**Exercise details:**
Answer with a number only: how many lines of the data contain "title"?

**Records to use:**
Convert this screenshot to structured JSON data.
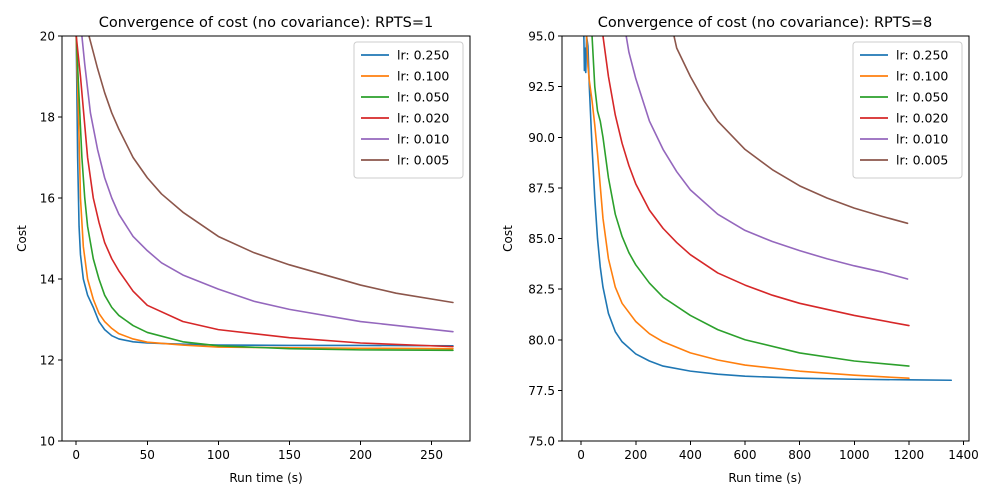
{
  "chart_data": [
    {
      "type": "line",
      "title": "Convergence of cost (no covariance): RPTS=1",
      "xlabel": "Run time (s)",
      "ylabel": "Cost",
      "xlim": [
        -10,
        277
      ],
      "ylim": [
        10,
        20
      ],
      "xticks": [
        0,
        50,
        100,
        150,
        200,
        250
      ],
      "yticks": [
        10,
        12,
        14,
        16,
        18,
        20
      ],
      "xtick_labels": [
        "0",
        "50",
        "100",
        "150",
        "200",
        "250"
      ],
      "ytick_labels": [
        "10",
        "12",
        "14",
        "16",
        "18",
        "20"
      ],
      "legend_position": "top-right",
      "series": [
        {
          "name": "lr: 0.250",
          "color": "#1f77b4",
          "x": [
            0,
            1,
            2,
            3,
            5,
            8,
            12,
            16,
            20,
            25,
            30,
            40,
            50,
            75,
            100,
            150,
            200,
            265
          ],
          "y": [
            20,
            17,
            15.3,
            14.6,
            14.0,
            13.6,
            13.3,
            12.95,
            12.75,
            12.6,
            12.52,
            12.45,
            12.42,
            12.39,
            12.37,
            12.36,
            12.36,
            12.35
          ]
        },
        {
          "name": "lr: 0.100",
          "color": "#ff7f0e",
          "x": [
            0,
            2,
            3,
            5,
            8,
            12,
            16,
            20,
            25,
            30,
            40,
            50,
            75,
            100,
            150,
            200,
            265
          ],
          "y": [
            20,
            17.5,
            16.0,
            14.8,
            14.0,
            13.5,
            13.15,
            12.95,
            12.78,
            12.65,
            12.52,
            12.44,
            12.37,
            12.32,
            12.3,
            12.29,
            12.28
          ]
        },
        {
          "name": "lr: 0.050",
          "color": "#2ca02c",
          "x": [
            0,
            2,
            4,
            6,
            8,
            12,
            16,
            20,
            25,
            30,
            40,
            50,
            75,
            100,
            150,
            200,
            265
          ],
          "y": [
            20,
            18.5,
            17.0,
            16.0,
            15.3,
            14.5,
            14.0,
            13.6,
            13.3,
            13.1,
            12.85,
            12.68,
            12.45,
            12.35,
            12.28,
            12.25,
            12.24
          ]
        },
        {
          "name": "lr: 0.020",
          "color": "#d62728",
          "x": [
            0,
            3,
            5,
            8,
            12,
            16,
            20,
            25,
            30,
            40,
            50,
            75,
            100,
            150,
            200,
            265
          ],
          "y": [
            20,
            19.0,
            18.2,
            17.0,
            16.0,
            15.4,
            14.9,
            14.5,
            14.2,
            13.7,
            13.35,
            12.95,
            12.75,
            12.55,
            12.42,
            12.33
          ]
        },
        {
          "name": "lr: 0.010",
          "color": "#9467bd",
          "x": [
            4,
            6,
            8,
            10,
            15,
            20,
            25,
            30,
            40,
            50,
            60,
            75,
            100,
            125,
            150,
            200,
            265
          ],
          "y": [
            20,
            19.3,
            18.7,
            18.1,
            17.2,
            16.5,
            16.0,
            15.6,
            15.05,
            14.7,
            14.4,
            14.1,
            13.75,
            13.45,
            13.25,
            12.95,
            12.7
          ]
        },
        {
          "name": "lr: 0.005",
          "color": "#8c564b",
          "x": [
            9,
            12,
            15,
            20,
            25,
            30,
            40,
            50,
            60,
            75,
            100,
            125,
            150,
            175,
            200,
            225,
            265
          ],
          "y": [
            20,
            19.6,
            19.2,
            18.6,
            18.1,
            17.7,
            17.0,
            16.5,
            16.1,
            15.65,
            15.05,
            14.65,
            14.35,
            14.1,
            13.85,
            13.65,
            13.42
          ]
        }
      ]
    },
    {
      "type": "line",
      "title": "Convergence of cost (no covariance): RPTS=8",
      "xlabel": "Run time (s)",
      "ylabel": "Cost",
      "xlim": [
        -70,
        1420
      ],
      "ylim": [
        75,
        95
      ],
      "xticks": [
        0,
        200,
        400,
        600,
        800,
        1000,
        1200,
        1400
      ],
      "yticks": [
        75,
        77.5,
        80,
        82.5,
        85,
        87.5,
        90,
        92.5,
        95
      ],
      "xtick_labels": [
        "0",
        "200",
        "400",
        "600",
        "800",
        "1000",
        "1200",
        "1400"
      ],
      "ytick_labels": [
        "75.0",
        "77.5",
        "80.0",
        "82.5",
        "85.0",
        "87.5",
        "90.0",
        "92.5",
        "95.0"
      ],
      "legend_position": "top-right",
      "series": [
        {
          "name": "lr: 0.250",
          "color": "#1f77b4",
          "x": [
            10,
            12,
            15,
            17,
            20,
            25,
            30,
            35,
            40,
            50,
            60,
            70,
            80,
            100,
            125,
            150,
            200,
            250,
            300,
            400,
            500,
            600,
            800,
            1000,
            1200,
            1355
          ],
          "y": [
            95,
            93.3,
            94.4,
            93.2,
            95,
            94.5,
            92.5,
            91.0,
            89.5,
            87.0,
            85.0,
            83.6,
            82.6,
            81.3,
            80.4,
            79.9,
            79.3,
            78.95,
            78.7,
            78.45,
            78.3,
            78.2,
            78.1,
            78.05,
            78.02,
            78.0
          ]
        },
        {
          "name": "lr: 0.100",
          "color": "#ff7f0e",
          "x": [
            20,
            25,
            30,
            40,
            50,
            60,
            80,
            100,
            125,
            150,
            200,
            250,
            300,
            400,
            500,
            600,
            800,
            1000,
            1200
          ],
          "y": [
            95,
            93.5,
            92.8,
            91.8,
            90.6,
            89.2,
            86.0,
            84.0,
            82.6,
            81.8,
            80.9,
            80.3,
            79.9,
            79.35,
            79.0,
            78.75,
            78.45,
            78.25,
            78.1
          ]
        },
        {
          "name": "lr: 0.050",
          "color": "#2ca02c",
          "x": [
            40,
            50,
            60,
            70,
            80,
            100,
            125,
            150,
            175,
            200,
            250,
            300,
            400,
            500,
            600,
            800,
            1000,
            1200
          ],
          "y": [
            95,
            92.5,
            91.3,
            90.8,
            90.0,
            88.0,
            86.2,
            85.1,
            84.3,
            83.7,
            82.8,
            82.1,
            81.2,
            80.5,
            80.0,
            79.35,
            78.95,
            78.7
          ]
        },
        {
          "name": "lr: 0.020",
          "color": "#d62728",
          "x": [
            80,
            100,
            125,
            150,
            175,
            200,
            250,
            300,
            350,
            400,
            500,
            600,
            700,
            800,
            1000,
            1200
          ],
          "y": [
            95,
            93.0,
            91.1,
            89.7,
            88.6,
            87.7,
            86.4,
            85.5,
            84.8,
            84.2,
            83.3,
            82.7,
            82.2,
            81.8,
            81.2,
            80.7
          ]
        },
        {
          "name": "lr: 0.010",
          "color": "#9467bd",
          "x": [
            165,
            175,
            200,
            250,
            300,
            350,
            400,
            500,
            600,
            700,
            800,
            900,
            1000,
            1100,
            1195
          ],
          "y": [
            95,
            94.2,
            92.9,
            90.8,
            89.4,
            88.3,
            87.4,
            86.2,
            85.4,
            84.85,
            84.4,
            84.0,
            83.65,
            83.35,
            83.0
          ]
        },
        {
          "name": "lr: 0.005",
          "color": "#8c564b",
          "x": [
            340,
            350,
            400,
            450,
            500,
            600,
            700,
            800,
            900,
            1000,
            1100,
            1195
          ],
          "y": [
            95,
            94.4,
            93.0,
            91.8,
            90.8,
            89.4,
            88.4,
            87.6,
            87.0,
            86.5,
            86.1,
            85.75
          ]
        }
      ]
    }
  ]
}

**Final result:**
2